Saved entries
-*-

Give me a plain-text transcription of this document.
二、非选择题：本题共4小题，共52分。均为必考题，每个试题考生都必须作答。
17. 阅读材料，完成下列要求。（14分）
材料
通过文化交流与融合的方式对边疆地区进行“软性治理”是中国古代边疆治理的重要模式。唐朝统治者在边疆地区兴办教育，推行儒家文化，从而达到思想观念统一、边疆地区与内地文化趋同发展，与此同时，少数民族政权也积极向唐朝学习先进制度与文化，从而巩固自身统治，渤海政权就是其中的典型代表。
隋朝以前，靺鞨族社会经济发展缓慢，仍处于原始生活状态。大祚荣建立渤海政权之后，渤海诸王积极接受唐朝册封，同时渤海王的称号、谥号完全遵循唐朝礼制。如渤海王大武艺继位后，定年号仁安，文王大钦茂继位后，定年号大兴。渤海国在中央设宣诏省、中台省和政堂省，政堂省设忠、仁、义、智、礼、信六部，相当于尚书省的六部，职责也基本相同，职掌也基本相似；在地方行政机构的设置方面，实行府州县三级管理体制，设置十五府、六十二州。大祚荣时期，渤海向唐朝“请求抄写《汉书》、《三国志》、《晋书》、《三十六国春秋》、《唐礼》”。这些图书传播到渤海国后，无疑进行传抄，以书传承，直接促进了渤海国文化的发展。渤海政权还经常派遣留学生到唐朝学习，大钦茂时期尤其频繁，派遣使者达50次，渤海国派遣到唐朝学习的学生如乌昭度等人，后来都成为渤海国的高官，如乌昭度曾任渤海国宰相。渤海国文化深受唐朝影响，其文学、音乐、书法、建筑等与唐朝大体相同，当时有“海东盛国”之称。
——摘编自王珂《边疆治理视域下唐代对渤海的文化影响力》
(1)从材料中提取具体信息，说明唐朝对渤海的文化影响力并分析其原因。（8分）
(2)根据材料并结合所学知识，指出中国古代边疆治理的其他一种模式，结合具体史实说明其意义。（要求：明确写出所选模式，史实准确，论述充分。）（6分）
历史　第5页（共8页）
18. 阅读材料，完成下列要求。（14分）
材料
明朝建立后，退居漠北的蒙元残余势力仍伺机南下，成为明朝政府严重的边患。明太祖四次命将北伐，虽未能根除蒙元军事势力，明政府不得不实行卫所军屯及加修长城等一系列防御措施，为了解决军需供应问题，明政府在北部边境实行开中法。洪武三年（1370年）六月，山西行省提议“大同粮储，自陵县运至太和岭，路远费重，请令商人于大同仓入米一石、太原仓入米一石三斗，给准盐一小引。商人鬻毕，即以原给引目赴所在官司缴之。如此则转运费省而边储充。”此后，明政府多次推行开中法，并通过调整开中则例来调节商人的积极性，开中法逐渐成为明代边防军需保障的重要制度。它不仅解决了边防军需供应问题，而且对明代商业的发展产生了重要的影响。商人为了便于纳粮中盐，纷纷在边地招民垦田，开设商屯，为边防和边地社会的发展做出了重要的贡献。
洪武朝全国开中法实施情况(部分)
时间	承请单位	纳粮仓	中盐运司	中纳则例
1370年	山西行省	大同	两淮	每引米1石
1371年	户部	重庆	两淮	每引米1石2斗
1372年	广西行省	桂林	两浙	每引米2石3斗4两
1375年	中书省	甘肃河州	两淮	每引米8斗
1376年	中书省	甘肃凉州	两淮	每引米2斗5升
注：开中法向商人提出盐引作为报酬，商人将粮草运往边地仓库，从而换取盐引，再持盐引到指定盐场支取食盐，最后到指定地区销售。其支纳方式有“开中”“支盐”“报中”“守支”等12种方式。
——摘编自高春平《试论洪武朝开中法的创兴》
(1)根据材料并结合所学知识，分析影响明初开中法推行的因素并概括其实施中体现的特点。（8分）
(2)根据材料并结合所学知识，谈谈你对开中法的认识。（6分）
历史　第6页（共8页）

-*-

*CHALLENGE*.
Transcribe all lines as written.

*RESPONSE TO THE EXERCISE*.
Give me a plain-text transcription of this document.
二、非选择题：本题共4小题，共52分。均为必考题，每个试题考生都必须作答。
17. 阅读材料，完成下列要求。（14分）
材料
通过文化交流与融合的方式对边疆地区进行“软性治理”是中国古代边疆治理的重要模式。唐朝统治者在边疆地区兴办教育，推行儒家文化，从而达到思想观念统一、边疆地区与内地文化趋同发展，与此同时，少数民族政权也积极向唐朝学习先进制度与文化，从而巩固自身统治，渤海政权就是其中的典型代表。
隋朝以前，靺鞨族社会经济发展缓慢，仍处于原始生活状态。大祚荣建立渤海政权之后，渤海诸王积极接受唐朝册封，同时渤海王的称号、谥号完全遵循唐朝礼制。如渤海王大武艺继位后，定年号仁安，文王大钦茂继位后，定年号大兴。渤海国在中央设宣诏省、中台省和政堂省，政堂省设忠、仁、义、智、礼、信六部，相当于尚书省的六部，职责也基本相同，职掌也基本相似；在地方行政机构的设置方面，实行府州县三级管理体制，设置十五府、六十二州。大祚荣时期，渤海向唐朝“请求抄写《汉书》、《三国志》、《晋书》、《三十六国春秋》、《唐礼》”。这些图书传播到渤海国后，无疑进行传抄，以书传承，直接促进了渤海国文化的发展。渤海政权还经常派遣留学生到唐朝学习，大钦茂时期尤其频繁，派遣使者达50次，渤海国派遣到唐朝学习的学生如乌昭度等人，后来都成为渤海国的高官，如乌昭度曾任渤海国宰相。渤海国文化深受唐朝影响，其文学、音乐、书法、建筑等与唐朝大体相同，当时有“海东盛国”之称。
——摘编自王珂《边疆治理视域下唐代对渤海的文化影响力》
(1)从材料中提取具体信息，说明唐朝对渤海的文化影响力并分析其原因。（8分）
(2)根据材料并结合所学知识，指出中国古代边疆治理的其他一种模式，结合具体史实说明其意义。（要求：明确写出所选模式，史实准确，论述充分。）（6分）
历史　第5页（共8页）
18. 阅读材料，完成下列要求。（14分）
材料
明朝建立后，退居漠北的蒙元残余势力仍伺机南下，成为明朝政府严重的边患。明太祖四次命将北伐，虽未能根除蒙元军事势力，明政府不得不实行卫所军屯及加修长城等一系列防御措施，为了解决军需供应问题，明政府在北部边境实行开中法。洪武三年（1370年）六月，山西行省提议“大同粮储，自陵县运至太和岭，路远费重，请令商人于大同仓入米一石、太原仓入米一石三斗，给准盐一小引。商人鬻毕，即以原给引目赴所在官司缴之。如此则转运费省而边储充。”此后，明政府多次推行开中法，并通过调整开中则例来调节商人的积极性，开中法逐渐成为明代边防军需保障的重要制度。它不仅解决了边防军需供应问题，而且对明代商业的发展产生了重要的影响。商人为了便于纳粮中盐，纷纷在边地招民垦田，开设商屯，为边防和边地社会的发展做出了重要的贡献。
洪武朝全国开中法实施情况(部分)
时间	承请单位	纳粮仓	中盐运司	中纳则例
1370年	山西行省	大同	两淮	每引米1石
1371年	户部	重庆	两淮	每引米1石2斗
1372年	广西行省	桂林	两浙	每引米2石3斗4两
1375年	中书省	甘肃河州	两淮	每引米8斗
1376年	中书省	甘肃凉州	两淮	每引米2斗5升
注：开中法向商人提出盐引作为报酬，商人将粮草运往边地仓库，从而换取盐引，再持盐引到指定盐场支取食盐，最后到指定地区销售。其支纳方式有“开中”“支盐”“报中”“守支”等12种方式。
——摘编自高春平《试论洪武朝开中法的创兴》
(1)根据材料并结合所学知识，分析影响明初开中法推行的因素并概括其实施中体现的特点。（8分）
(2)根据材料并结合所学知识，谈谈你对开中法的认识。（6分）
历史　第6页（共8页）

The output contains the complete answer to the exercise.